WRITTEN PROBLEM> Each line that follows should be printed again exactly as it stands.
▶
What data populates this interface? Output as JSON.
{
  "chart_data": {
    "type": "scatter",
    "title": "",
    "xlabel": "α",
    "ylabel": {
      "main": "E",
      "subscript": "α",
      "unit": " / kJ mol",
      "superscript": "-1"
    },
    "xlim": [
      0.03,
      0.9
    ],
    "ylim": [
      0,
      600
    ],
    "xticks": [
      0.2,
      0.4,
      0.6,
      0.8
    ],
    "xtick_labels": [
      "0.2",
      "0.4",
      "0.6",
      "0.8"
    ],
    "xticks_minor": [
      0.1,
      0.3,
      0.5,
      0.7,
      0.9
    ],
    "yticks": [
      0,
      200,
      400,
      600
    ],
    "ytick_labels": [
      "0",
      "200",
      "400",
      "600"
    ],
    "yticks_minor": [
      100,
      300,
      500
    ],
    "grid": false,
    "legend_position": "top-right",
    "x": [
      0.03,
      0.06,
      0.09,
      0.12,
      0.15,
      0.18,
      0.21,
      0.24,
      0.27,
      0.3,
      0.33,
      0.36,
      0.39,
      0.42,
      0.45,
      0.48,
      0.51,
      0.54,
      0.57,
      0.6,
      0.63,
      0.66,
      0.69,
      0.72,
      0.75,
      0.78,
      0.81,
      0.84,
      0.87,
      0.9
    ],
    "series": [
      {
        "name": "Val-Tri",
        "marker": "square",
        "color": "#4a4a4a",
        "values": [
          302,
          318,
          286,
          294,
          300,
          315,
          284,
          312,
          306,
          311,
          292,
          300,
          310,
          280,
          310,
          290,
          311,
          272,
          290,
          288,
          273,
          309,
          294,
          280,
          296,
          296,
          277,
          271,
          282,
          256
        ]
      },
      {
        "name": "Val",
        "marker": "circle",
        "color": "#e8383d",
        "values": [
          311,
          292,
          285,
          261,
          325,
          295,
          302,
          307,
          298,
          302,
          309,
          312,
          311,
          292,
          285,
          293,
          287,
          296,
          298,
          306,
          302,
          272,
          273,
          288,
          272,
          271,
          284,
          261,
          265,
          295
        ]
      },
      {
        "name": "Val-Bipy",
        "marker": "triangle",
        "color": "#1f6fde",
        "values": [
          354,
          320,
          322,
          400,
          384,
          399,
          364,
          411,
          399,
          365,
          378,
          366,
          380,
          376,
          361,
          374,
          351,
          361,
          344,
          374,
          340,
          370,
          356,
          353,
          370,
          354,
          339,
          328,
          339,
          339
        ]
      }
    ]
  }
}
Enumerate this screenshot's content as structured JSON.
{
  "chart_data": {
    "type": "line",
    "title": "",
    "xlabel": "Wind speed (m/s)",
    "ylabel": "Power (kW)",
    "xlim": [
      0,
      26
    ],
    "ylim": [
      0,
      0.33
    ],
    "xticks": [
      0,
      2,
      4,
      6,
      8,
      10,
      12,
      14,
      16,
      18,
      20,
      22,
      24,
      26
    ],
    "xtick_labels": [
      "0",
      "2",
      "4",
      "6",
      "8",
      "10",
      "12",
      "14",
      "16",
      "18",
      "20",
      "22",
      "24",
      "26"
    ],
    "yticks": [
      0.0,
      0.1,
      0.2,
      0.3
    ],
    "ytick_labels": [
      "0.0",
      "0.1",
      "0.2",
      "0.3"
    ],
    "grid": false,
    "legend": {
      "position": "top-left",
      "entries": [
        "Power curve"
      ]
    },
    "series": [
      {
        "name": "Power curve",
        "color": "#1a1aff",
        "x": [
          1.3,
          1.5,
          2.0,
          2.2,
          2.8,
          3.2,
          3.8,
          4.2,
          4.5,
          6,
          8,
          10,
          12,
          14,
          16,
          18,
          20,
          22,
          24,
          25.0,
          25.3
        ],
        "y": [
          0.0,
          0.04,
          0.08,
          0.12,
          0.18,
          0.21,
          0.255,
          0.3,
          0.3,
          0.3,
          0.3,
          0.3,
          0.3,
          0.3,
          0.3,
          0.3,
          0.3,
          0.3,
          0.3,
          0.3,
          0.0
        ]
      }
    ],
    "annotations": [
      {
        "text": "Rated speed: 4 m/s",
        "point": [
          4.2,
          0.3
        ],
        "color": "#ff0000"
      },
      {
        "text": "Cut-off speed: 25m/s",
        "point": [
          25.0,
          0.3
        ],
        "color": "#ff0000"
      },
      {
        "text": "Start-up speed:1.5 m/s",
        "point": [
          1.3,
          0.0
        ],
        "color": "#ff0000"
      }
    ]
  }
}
◀
PROBLEM SOLUTION>
What data populates this interface? Output as JSON.
{
  "chart_data": {
    "type": "scatter",
    "title": "",
    "xlabel": "α",
    "ylabel": {
      "main": "E",
      "subscript": "α",
      "unit": " / kJ mol",
      "superscript": "-1"
    },
    "xlim": [
      0.03,
      0.9
    ],
    "ylim": [
      0,
      600
    ],
    "xticks": [
      0.2,
      0.4,
      0.6,
      0.8
    ],
    "xtick_labels": [
      "0.2",
      "0.4",
      "0.6",
      "0.8"
    ],
    "xticks_minor": [
      0.1,
      0.3,
      0.5,
      0.7,
      0.9
    ],
    "yticks": [
      0,
      200,
      400,
      600
    ],
    "ytick_labels": [
      "0",
      "200",
      "400",
      "600"
    ],
    "yticks_minor": [
      100,
      300,
      500
    ],
    "grid": false,
    "legend_position": "top-right",
    "x": [
      0.03,
      0.06,
      0.09,
      0.12,
      0.15,
      0.18,
      0.21,
      0.24,
      0.27,
      0.3,
      0.33,
      0.36,
      0.39,
      0.42,
      0.45,
      0.48,
      0.51,
      0.54,
      0.57,
      0.6,
      0.63,
      0.66,
      0.69,
      0.72,
      0.75,
      0.78,
      0.81,
      0.84,
      0.87,
      0.9
    ],
    "series": [
      {
        "name": "Val-Tri",
        "marker": "square",
        "color": "#4a4a4a",
        "values": [
          302,
          318,
          286,
          294,
          300,
          315,
          284,
          312,
          306,
          311,
          292,
          300,
          310,
          280,
          310,
          290,
          311,
          272,
          290,
          288,
          273,
          309,
          294,
          280,
          296,
          296,
          277,
          271,
          282,
          256
        ]
      },
      {
        "name": "Val",
        "marker": "circle",
        "color": "#e8383d",
        "values": [
          311,
          292,
          285,
          261,
          325,
          295,
          302,
          307,
          298,
          302,
          309,
          312,
          311,
          292,
          285,
          293,
          287,
          296,
          298,
          306,
          302,
          272,
          273,
          288,
          272,
          271,
          284,
          261,
          265,
          295
        ]
      },
      {
        "name": "Val-Bipy",
        "marker": "triangle",
        "color": "#1f6fde",
        "values": [
          354,
          320,
          322,
          400,
          384,
          399,
          364,
          411,
          399,
          365,
          378,
          366,
          380,
          376,
          361,
          374,
          351,
          361,
          344,
          374,
          340,
          370,
          356,
          353,
          370,
          354,
          339,
          328,
          339,
          339
        ]
      }
    ]
  }
}
Enumerate this screenshot's content as structured JSON.
{
  "chart_data": {
    "type": "line",
    "title": "",
    "xlabel": "Wind speed (m/s)",
    "ylabel": "Power (kW)",
    "xlim": [
      0,
      26
    ],
    "ylim": [
      0,
      0.33
    ],
    "xticks": [
      0,
      2,
      4,
      6,
      8,
      10,
      12,
      14,
      16,
      18,
      20,
      22,
      24,
      26
    ],
    "xtick_labels": [
      "0",
      "2",
      "4",
      "6",
      "8",
      "10",
      "12",
      "14",
      "16",
      "18",
      "20",
      "22",
      "24",
      "26"
    ],
    "yticks": [
      0.0,
      0.1,
      0.2,
      0.3
    ],
    "ytick_labels": [
      "0.0",
      "0.1",
      "0.2",
      "0.3"
    ],
    "grid": false,
    "legend": {
      "position": "top-left",
      "entries": [
        "Power curve"
      ]
    },
    "series": [
      {
        "name": "Power curve",
        "color": "#1a1aff",
        "x": [
          1.3,
          1.5,
          2.0,
          2.2,
          2.8,
          3.2,
          3.8,
          4.2,
          4.5,
          6,
          8,
          10,
          12,
          14,
          16,
          18,
          20,
          22,
          24,
          25.0,
          25.3
        ],
        "y": [
          0.0,
          0.04,
          0.08,
          0.12,
          0.18,
          0.21,
          0.255,
          0.3,
          0.3,
          0.3,
          0.3,
          0.3,
          0.3,
          0.3,
          0.3,
          0.3,
          0.3,
          0.3,
          0.3,
          0.3,
          0.0
        ]
      }
    ],
    "annotations": [
      {
        "text": "Rated speed: 4 m/s",
        "point": [
          4.2,
          0.3
        ],
        "color": "#ff0000"
      },
      {
        "text": "Cut-off speed: 25m/s",
        "point": [
          25.0,
          0.3
        ],
        "color": "#ff0000"
      },
      {
        "text": "Start-up speed:1.5 m/s",
        "point": [
          1.3,
          0.0
        ],
        "color": "#ff0000"
      }
    ]
  }
}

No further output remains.